▶ [RECORDS PROVIDED]
┌──
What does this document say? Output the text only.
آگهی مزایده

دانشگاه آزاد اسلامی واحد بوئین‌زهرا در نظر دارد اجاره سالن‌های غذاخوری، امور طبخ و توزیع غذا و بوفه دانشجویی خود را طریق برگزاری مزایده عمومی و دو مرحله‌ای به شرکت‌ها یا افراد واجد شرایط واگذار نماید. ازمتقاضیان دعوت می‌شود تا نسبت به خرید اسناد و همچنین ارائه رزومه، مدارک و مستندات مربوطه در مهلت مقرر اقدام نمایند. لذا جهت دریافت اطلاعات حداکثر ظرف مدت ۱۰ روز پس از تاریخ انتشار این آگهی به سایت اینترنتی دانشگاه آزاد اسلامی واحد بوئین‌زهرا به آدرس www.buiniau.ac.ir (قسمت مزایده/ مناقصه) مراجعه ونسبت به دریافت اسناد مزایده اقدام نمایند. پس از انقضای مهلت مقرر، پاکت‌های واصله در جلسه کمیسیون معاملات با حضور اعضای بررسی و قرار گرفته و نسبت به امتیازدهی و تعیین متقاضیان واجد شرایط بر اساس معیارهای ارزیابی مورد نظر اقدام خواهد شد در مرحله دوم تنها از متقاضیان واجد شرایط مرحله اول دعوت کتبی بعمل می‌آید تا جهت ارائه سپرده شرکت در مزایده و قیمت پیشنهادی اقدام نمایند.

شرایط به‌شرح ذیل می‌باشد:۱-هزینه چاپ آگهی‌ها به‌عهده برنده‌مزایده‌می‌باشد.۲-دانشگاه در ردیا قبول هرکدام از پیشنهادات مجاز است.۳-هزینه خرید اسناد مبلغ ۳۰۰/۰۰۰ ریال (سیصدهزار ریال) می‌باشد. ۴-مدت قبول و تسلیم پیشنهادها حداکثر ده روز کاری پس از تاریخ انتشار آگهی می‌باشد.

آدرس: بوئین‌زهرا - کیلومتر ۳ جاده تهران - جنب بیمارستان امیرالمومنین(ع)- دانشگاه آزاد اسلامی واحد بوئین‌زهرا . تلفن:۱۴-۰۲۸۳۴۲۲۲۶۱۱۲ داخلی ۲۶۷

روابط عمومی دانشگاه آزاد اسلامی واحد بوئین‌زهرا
└──
▶ [EXERCISE DIRECTIONS]
Give a word-for-word copy of the records.

▶ [EXERCISE SOLUTION]
What does this document say? Output the text only.
آگهی مزایده

دانشگاه آزاد اسلامی واحد بوئین‌زهرا در نظر دارد اجاره سالن‌های غذاخوری، امور طبخ و توزیع غذا و بوفه دانشجویی خود را طریق برگزاری مزایده عمومی و دو مرحله‌ای به شرکت‌ها یا افراد واجد شرایط واگذار نماید. ازمتقاضیان دعوت می‌شود تا نسبت به خرید اسناد و همچنین ارائه رزومه، مدارک و مستندات مربوطه در مهلت مقرر اقدام نمایند. لذا جهت دریافت اطلاعات حداکثر ظرف مدت ۱۰ روز پس از تاریخ انتشار این آگهی به سایت اینترنتی دانشگاه آزاد اسلامی واحد بوئین‌زهرا به آدرس www.buiniau.ac.ir (قسمت مزایده/ مناقصه) مراجعه ونسبت به دریافت اسناد مزایده اقدام نمایند. پس از انقضای مهلت مقرر، پاکت‌های واصله در جلسه کمیسیون معاملات با حضور اعضای بررسی و قرار گرفته و نسبت به امتیازدهی و تعیین متقاضیان واجد شرایط بر اساس معیارهای ارزیابی مورد نظر اقدام خواهد شد در مرحله دوم تنها از متقاضیان واجد شرایط مرحله اول دعوت کتبی بعمل می‌آید تا جهت ارائه سپرده شرکت در مزایده و قیمت پیشنهادی اقدام نمایند.

شرایط به‌شرح ذیل می‌باشد:۱-هزینه چاپ آگهی‌ها به‌عهده برنده‌مزایده‌می‌باشد.۲-دانشگاه در ردیا قبول هرکدام از پیشنهادات مجاز است.۳-هزینه خرید اسناد مبلغ ۳۰۰/۰۰۰ ریال (سیصدهزار ریال) می‌باشد. ۴-مدت قبول و تسلیم پیشنهادها حداکثر ده روز کاری پس از تاریخ انتشار آگهی می‌باشد.

آدرس: بوئین‌زهرا - کیلومتر ۳ جاده تهران - جنب بیمارستان امیرالمومنین(ع)- دانشگاه آزاد اسلامی واحد بوئین‌زهرا . تلفن:۱۴-۰۲۸۳۴۲۲۲۶۱۱۲ داخلی ۲۶۷

روابط عمومی دانشگاه آزاد اسلامی واحد بوئین‌زهرا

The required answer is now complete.